SHORT PROBLEM:
Only the lines from the line holding "Enumerate this screenshot's" to the last line should be output, each exactly as given.
## Start EXERCISE MATERIAL
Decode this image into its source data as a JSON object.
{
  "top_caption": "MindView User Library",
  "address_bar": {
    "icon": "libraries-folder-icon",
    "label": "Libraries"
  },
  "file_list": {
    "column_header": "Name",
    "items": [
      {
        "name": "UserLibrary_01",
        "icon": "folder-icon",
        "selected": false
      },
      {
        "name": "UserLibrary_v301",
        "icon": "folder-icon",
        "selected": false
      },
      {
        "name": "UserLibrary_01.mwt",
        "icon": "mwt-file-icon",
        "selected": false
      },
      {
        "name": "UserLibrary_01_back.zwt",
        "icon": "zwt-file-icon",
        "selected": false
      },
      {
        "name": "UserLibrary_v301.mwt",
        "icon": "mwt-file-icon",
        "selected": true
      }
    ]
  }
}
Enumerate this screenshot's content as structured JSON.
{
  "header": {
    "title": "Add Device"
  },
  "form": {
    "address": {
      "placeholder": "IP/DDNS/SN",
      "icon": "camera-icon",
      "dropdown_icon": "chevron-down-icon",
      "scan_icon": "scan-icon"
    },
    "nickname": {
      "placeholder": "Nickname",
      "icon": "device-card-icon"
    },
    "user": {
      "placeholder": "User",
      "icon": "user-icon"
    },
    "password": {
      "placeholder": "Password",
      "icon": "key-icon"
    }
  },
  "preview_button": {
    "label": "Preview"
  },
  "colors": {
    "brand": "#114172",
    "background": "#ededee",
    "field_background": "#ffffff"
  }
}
## End EXERCISE MATERIAL
FULL ANSWER:
Enumerate this screenshot's content as structured JSON.
{
  "header": {
    "title": "Add Device"
  },
  "form": {
    "address": {
      "placeholder": "IP/DDNS/SN",
      "icon": "camera-icon",
      "dropdown_icon": "chevron-down-icon",
      "scan_icon": "scan-icon"
    },
    "nickname": {
      "placeholder": "Nickname",
      "icon": "device-card-icon"
    },
    "user": {
      "placeholder": "User",
      "icon": "user-icon"
    },
    "password": {
      "placeholder": "Password",
      "icon": "key-icon"
    }
  },
  "preview_button": {
    "label": "Preview"
  },
  "colors": {
    "brand": "#114172",
    "background": "#ededee",
    "field_background": "#ffffff"
  }
}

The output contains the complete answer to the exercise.